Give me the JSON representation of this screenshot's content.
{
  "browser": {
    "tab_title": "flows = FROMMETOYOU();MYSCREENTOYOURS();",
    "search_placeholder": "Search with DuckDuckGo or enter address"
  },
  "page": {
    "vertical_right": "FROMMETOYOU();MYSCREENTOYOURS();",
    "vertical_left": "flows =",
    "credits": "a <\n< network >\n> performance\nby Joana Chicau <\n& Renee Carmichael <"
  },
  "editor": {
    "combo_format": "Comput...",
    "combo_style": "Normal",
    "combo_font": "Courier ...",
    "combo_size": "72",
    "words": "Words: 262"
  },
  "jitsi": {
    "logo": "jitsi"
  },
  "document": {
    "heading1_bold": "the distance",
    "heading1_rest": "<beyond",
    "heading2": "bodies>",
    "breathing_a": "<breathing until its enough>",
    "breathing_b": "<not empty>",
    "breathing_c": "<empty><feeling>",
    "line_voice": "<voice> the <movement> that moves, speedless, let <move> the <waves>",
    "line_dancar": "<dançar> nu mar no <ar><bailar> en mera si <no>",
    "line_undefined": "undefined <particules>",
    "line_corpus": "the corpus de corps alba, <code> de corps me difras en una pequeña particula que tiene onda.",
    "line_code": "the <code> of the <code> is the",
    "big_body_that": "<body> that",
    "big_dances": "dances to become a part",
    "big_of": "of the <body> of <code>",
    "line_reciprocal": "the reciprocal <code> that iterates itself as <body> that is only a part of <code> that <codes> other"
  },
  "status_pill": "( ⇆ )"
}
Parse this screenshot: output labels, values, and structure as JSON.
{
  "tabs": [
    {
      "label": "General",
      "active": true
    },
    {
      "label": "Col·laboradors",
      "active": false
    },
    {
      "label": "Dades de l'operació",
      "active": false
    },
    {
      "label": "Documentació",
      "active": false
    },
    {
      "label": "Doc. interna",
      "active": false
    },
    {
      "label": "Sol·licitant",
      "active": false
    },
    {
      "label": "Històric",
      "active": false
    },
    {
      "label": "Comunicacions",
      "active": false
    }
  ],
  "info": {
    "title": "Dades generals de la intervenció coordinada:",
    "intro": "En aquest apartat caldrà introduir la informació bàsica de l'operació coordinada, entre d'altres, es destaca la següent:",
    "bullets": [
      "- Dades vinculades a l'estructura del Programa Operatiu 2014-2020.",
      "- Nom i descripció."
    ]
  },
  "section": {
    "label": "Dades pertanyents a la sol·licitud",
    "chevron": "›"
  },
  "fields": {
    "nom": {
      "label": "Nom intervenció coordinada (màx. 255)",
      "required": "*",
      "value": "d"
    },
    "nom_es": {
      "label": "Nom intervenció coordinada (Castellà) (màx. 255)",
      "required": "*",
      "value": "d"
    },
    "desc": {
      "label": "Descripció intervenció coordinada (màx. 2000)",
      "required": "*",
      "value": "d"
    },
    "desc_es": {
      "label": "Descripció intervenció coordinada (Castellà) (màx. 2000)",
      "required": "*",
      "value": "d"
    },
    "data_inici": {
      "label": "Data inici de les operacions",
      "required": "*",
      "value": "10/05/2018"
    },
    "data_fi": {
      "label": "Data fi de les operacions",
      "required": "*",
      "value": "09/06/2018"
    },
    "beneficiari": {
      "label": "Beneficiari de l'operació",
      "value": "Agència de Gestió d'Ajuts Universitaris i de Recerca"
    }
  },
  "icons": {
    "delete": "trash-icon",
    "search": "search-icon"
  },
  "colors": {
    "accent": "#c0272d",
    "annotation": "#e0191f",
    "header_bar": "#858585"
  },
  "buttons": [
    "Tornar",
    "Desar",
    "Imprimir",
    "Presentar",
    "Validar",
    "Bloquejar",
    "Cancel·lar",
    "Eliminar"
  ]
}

···

*SHORT TASK*.
Your task is to list each line of the records with the word "empty".

*SOLUTION TO THE EXERCISE*.
    "breathing_b": "<not empty>",
    "breathing_c": "<empty><feeling>",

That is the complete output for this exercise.